▸ EXERCISE DESCRIPTION: Show all lines from the listing below that contain "sich".

▸ STORED DATA:
* start *

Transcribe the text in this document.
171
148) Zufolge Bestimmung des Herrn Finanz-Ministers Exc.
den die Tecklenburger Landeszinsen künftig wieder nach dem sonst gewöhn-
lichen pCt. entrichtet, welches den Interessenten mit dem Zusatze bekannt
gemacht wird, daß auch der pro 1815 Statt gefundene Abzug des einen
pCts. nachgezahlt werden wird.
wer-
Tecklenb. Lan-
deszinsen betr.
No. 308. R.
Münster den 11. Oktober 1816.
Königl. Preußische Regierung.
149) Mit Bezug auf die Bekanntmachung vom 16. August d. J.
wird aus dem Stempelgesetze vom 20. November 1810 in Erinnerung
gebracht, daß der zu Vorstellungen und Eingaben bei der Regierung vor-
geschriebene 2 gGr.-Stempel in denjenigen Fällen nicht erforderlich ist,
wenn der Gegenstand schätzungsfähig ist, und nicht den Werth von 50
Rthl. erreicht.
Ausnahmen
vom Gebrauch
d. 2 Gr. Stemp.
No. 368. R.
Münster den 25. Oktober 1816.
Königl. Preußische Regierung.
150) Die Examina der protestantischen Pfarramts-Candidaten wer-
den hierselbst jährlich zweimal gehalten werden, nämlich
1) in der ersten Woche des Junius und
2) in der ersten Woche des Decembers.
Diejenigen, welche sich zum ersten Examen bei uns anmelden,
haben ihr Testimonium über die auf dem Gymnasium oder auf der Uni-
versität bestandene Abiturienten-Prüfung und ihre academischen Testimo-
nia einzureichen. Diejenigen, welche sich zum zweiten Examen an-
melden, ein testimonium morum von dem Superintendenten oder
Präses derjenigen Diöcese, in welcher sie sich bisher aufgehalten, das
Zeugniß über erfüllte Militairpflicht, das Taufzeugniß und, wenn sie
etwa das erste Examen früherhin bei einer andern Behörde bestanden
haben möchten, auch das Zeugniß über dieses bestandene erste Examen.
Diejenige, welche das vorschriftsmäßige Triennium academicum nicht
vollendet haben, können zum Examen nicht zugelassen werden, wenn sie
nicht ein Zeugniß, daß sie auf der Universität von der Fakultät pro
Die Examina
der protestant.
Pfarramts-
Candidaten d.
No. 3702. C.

* end *

▸ REPLY:
Diejenigen, welche sich zum ersten Examen bei uns anmelden,
nia einzureichen. Diejenigen, welche sich zum zweiten Examen an-
Präses derjenigen Diöcese, in welcher sie sich bisher aufgehalten, das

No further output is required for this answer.